> [Provided records]
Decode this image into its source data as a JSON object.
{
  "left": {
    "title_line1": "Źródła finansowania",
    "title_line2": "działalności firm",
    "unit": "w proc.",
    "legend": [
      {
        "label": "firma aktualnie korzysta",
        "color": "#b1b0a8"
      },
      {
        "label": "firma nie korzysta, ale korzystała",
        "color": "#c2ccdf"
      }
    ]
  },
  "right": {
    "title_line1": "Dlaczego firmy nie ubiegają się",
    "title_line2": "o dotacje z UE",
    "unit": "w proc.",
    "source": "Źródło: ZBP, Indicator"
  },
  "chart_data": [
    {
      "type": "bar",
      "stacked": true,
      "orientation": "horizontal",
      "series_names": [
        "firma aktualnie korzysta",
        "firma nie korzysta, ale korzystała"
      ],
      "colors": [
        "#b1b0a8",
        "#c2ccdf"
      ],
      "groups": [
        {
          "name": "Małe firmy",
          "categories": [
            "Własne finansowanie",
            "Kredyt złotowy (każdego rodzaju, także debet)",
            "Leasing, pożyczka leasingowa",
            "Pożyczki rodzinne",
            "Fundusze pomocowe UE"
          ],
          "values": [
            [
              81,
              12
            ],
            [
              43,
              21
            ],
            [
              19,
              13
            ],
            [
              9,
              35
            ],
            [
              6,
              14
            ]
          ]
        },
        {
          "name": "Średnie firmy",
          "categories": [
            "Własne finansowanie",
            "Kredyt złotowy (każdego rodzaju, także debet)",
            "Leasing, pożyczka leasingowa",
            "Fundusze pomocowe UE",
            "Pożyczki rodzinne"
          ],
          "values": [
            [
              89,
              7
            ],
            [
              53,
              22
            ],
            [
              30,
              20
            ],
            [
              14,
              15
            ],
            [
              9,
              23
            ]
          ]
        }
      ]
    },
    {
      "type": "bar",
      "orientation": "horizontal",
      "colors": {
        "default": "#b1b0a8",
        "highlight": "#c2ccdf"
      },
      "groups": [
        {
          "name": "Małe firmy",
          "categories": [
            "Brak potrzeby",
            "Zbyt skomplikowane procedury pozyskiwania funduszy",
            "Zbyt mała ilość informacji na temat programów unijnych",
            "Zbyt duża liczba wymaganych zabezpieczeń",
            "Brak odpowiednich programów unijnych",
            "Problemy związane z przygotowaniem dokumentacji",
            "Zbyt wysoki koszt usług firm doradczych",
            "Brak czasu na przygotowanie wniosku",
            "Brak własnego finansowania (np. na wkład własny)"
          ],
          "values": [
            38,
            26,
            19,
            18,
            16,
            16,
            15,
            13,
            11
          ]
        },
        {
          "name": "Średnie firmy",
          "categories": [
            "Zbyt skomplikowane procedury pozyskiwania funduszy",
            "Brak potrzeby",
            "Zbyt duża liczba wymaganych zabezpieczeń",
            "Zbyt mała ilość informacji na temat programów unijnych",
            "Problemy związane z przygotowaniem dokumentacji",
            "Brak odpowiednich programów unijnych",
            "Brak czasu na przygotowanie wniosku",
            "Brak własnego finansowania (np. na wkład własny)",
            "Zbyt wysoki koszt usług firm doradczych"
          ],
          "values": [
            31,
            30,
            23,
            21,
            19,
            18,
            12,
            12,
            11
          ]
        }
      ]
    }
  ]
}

> [Problem to work on]
Each line that has the word "source" should be copied.

> [Full output]
Decode this image into its source data as a JSON object.
    "source": "Źródło: ZBP, Indicator"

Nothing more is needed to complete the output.